Data excerpts
┄┄┄┄┄┄┄┄┄┄┄┄┄┄┄┄┄┄┄┄

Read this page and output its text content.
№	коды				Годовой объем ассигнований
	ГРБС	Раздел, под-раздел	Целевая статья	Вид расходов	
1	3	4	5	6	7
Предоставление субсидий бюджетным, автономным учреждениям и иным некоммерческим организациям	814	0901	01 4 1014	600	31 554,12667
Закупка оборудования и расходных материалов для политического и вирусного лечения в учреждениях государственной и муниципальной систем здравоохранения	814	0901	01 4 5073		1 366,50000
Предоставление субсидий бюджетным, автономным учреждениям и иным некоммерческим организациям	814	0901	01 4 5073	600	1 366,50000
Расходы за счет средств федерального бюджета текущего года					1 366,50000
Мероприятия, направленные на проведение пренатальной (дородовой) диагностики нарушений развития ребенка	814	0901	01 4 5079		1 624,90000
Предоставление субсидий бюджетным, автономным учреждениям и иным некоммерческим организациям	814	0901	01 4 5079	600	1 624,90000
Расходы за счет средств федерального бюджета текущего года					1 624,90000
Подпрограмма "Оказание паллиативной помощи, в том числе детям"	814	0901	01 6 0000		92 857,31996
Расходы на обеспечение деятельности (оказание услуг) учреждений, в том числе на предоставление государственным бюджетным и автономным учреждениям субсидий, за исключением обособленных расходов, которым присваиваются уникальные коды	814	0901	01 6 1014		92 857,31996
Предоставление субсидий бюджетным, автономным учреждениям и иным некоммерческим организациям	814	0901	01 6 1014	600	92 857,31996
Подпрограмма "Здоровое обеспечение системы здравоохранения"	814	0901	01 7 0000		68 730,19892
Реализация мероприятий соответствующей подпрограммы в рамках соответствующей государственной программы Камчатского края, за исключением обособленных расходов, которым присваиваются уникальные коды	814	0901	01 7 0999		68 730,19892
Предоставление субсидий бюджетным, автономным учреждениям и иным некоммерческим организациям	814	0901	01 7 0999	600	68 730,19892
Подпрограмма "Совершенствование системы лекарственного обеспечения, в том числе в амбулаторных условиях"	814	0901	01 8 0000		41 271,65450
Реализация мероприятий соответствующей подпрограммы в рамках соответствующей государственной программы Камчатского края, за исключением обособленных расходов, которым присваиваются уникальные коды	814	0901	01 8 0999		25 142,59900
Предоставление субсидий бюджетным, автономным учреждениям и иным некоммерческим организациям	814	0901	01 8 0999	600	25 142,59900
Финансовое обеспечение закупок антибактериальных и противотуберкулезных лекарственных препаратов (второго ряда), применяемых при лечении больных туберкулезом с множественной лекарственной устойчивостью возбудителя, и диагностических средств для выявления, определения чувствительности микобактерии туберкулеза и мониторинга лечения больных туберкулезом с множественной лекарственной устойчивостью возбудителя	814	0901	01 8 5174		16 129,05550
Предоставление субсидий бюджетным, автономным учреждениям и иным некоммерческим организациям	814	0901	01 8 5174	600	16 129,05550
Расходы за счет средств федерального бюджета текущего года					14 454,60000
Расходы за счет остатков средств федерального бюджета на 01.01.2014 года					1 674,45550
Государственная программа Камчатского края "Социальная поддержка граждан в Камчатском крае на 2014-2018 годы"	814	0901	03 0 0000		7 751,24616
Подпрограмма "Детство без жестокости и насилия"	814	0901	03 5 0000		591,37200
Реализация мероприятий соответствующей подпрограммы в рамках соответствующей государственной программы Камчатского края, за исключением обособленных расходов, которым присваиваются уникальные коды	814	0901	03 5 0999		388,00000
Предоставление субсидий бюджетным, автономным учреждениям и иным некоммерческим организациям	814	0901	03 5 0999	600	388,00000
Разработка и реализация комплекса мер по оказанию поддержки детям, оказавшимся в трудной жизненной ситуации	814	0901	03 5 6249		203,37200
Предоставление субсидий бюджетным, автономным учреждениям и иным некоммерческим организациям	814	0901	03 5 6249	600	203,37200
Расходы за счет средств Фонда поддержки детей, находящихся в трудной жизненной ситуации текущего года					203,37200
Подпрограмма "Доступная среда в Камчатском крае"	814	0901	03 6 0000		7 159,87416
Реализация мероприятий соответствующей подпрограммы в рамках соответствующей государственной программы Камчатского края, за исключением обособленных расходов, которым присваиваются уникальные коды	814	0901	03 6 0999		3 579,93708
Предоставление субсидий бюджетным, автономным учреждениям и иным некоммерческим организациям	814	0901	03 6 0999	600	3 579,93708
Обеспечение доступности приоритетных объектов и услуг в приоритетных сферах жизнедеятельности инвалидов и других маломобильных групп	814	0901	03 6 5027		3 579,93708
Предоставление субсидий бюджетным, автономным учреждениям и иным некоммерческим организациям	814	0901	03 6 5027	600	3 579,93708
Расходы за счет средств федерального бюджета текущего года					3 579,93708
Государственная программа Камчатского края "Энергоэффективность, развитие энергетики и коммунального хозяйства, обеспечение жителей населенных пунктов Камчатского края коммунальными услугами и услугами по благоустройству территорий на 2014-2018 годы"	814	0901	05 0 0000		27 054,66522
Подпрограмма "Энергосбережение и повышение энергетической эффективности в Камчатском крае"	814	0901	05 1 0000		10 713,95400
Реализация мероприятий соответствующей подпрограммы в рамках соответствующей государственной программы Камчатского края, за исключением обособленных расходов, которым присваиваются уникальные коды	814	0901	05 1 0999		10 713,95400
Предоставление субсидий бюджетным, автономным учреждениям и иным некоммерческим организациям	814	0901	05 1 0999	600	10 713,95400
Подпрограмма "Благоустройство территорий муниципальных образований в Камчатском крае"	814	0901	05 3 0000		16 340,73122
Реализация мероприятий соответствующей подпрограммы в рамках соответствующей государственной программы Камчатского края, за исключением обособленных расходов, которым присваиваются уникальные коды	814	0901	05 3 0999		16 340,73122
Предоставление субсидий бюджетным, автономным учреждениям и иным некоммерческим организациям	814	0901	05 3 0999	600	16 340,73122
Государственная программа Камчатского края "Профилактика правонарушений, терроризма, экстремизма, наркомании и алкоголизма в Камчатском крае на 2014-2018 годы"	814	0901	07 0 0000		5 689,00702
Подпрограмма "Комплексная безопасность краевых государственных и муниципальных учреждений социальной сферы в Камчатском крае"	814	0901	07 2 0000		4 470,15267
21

┄┄┄┄┄┄┄┄┄┄┄┄┄┄┄┄┄┄┄┄

TASK REQUIREMENTS → Print the whole listing again, exactly.

TASK RESPONSE →
Read this page and output its text content.
№	коды				Годовой объем ассигнований
	ГРБС	Раздел, под-раздел	Целевая статья	Вид расходов	
1	3	4	5	6	7
Предоставление субсидий бюджетным, автономным учреждениям и иным некоммерческим организациям	814	0901	01 4 1014	600	31 554,12667
Закупка оборудования и расходных материалов для политического и вирусного лечения в учреждениях государственной и муниципальной систем здравоохранения	814	0901	01 4 5073		1 366,50000
Предоставление субсидий бюджетным, автономным учреждениям и иным некоммерческим организациям	814	0901	01 4 5073	600	1 366,50000
Расходы за счет средств федерального бюджета текущего года					1 366,50000
Мероприятия, направленные на проведение пренатальной (дородовой) диагностики нарушений развития ребенка	814	0901	01 4 5079		1 624,90000
Предоставление субсидий бюджетным, автономным учреждениям и иным некоммерческим организациям	814	0901	01 4 5079	600	1 624,90000
Расходы за счет средств федерального бюджета текущего года					1 624,90000
Подпрограмма "Оказание паллиативной помощи, в том числе детям"	814	0901	01 6 0000		92 857,31996
Расходы на обеспечение деятельности (оказание услуг) учреждений, в том числе на предоставление государственным бюджетным и автономным учреждениям субсидий, за исключением обособленных расходов, которым присваиваются уникальные коды	814	0901	01 6 1014		92 857,31996
Предоставление субсидий бюджетным, автономным учреждениям и иным некоммерческим организациям	814	0901	01 6 1014	600	92 857,31996
Подпрограмма "Здоровое обеспечение системы здравоохранения"	814	0901	01 7 0000		68 730,19892
Реализация мероприятий соответствующей подпрограммы в рамках соответствующей государственной программы Камчатского края, за исключением обособленных расходов, которым присваиваются уникальные коды	814	0901	01 7 0999		68 730,19892
Предоставление субсидий бюджетным, автономным учреждениям и иным некоммерческим организациям	814	0901	01 7 0999	600	68 730,19892
Подпрограмма "Совершенствование системы лекарственного обеспечения, в том числе в амбулаторных условиях"	814	0901	01 8 0000		41 271,65450
Реализация мероприятий соответствующей подпрограммы в рамках соответствующей государственной программы Камчатского края, за исключением обособленных расходов, которым присваиваются уникальные коды	814	0901	01 8 0999		25 142,59900
Предоставление субсидий бюджетным, автономным учреждениям и иным некоммерческим организациям	814	0901	01 8 0999	600	25 142,59900
Финансовое обеспечение закупок антибактериальных и противотуберкулезных лекарственных препаратов (второго ряда), применяемых при лечении больных туберкулезом с множественной лекарственной устойчивостью возбудителя, и диагностических средств для выявления, определения чувствительности микобактерии туберкулеза и мониторинга лечения больных туберкулезом с множественной лекарственной устойчивостью возбудителя	814	0901	01 8 5174		16 129,05550
Предоставление субсидий бюджетным, автономным учреждениям и иным некоммерческим организациям	814	0901	01 8 5174	600	16 129,05550
Расходы за счет средств федерального бюджета текущего года					14 454,60000
Расходы за счет остатков средств федерального бюджета на 01.01.2014 года					1 674,45550
Государственная программа Камчатского края "Социальная поддержка граждан в Камчатском крае на 2014-2018 годы"	814	0901	03 0 0000		7 751,24616
Подпрограмма "Детство без жестокости и насилия"	814	0901	03 5 0000		591,37200
Реализация мероприятий соответствующей подпрограммы в рамках соответствующей государственной программы Камчатского края, за исключением обособленных расходов, которым присваиваются уникальные коды	814	0901	03 5 0999		388,00000
Предоставление субсидий бюджетным, автономным учреждениям и иным некоммерческим организациям	814	0901	03 5 0999	600	388,00000
Разработка и реализация комплекса мер по оказанию поддержки детям, оказавшимся в трудной жизненной ситуации	814	0901	03 5 6249		203,37200
Предоставление субсидий бюджетным, автономным учреждениям и иным некоммерческим организациям	814	0901	03 5 6249	600	203,37200
Расходы за счет средств Фонда поддержки детей, находящихся в трудной жизненной ситуации текущего года					203,37200
Подпрограмма "Доступная среда в Камчатском крае"	814	0901	03 6 0000		7 159,87416
Реализация мероприятий соответствующей подпрограммы в рамках соответствующей государственной программы Камчатского края, за исключением обособленных расходов, которым присваиваются уникальные коды	814	0901	03 6 0999		3 579,93708
Предоставление субсидий бюджетным, автономным учреждениям и иным некоммерческим организациям	814	0901	03 6 0999	600	3 579,93708
Обеспечение доступности приоритетных объектов и услуг в приоритетных сферах жизнедеятельности инвалидов и других маломобильных групп	814	0901	03 6 5027		3 579,93708
Предоставление субсидий бюджетным, автономным учреждениям и иным некоммерческим организациям	814	0901	03 6 5027	600	3 579,93708
Расходы за счет средств федерального бюджета текущего года					3 579,93708
Государственная программа Камчатского края "Энергоэффективность, развитие энергетики и коммунального хозяйства, обеспечение жителей населенных пунктов Камчатского края коммунальными услугами и услугами по благоустройству территорий на 2014-2018 годы"	814	0901	05 0 0000		27 054,66522
Подпрограмма "Энергосбережение и повышение энергетической эффективности в Камчатском крае"	814	0901	05 1 0000		10 713,95400
Реализация мероприятий соответствующей подпрограммы в рамках соответствующей государственной программы Камчатского края, за исключением обособленных расходов, которым присваиваются уникальные коды	814	0901	05 1 0999		10 713,95400
Предоставление субсидий бюджетным, автономным учреждениям и иным некоммерческим организациям	814	0901	05 1 0999	600	10 713,95400
Подпрограмма "Благоустройство территорий муниципальных образований в Камчатском крае"	814	0901	05 3 0000		16 340,73122
Реализация мероприятий соответствующей подпрограммы в рамках соответствующей государственной программы Камчатского края, за исключением обособленных расходов, которым присваиваются уникальные коды	814	0901	05 3 0999		16 340,73122
Предоставление субсидий бюджетным, автономным учреждениям и иным некоммерческим организациям	814	0901	05 3 0999	600	16 340,73122
Государственная программа Камчатского края "Профилактика правонарушений, терроризма, экстремизма, наркомании и алкоголизма в Камчатском крае на 2014-2018 годы"	814	0901	07 0 0000		5 689,00702
Подпрограмма "Комплексная безопасность краевых государственных и муниципальных учреждений социальной сферы в Камчатском крае"	814	0901	07 2 0000		4 470,15267
21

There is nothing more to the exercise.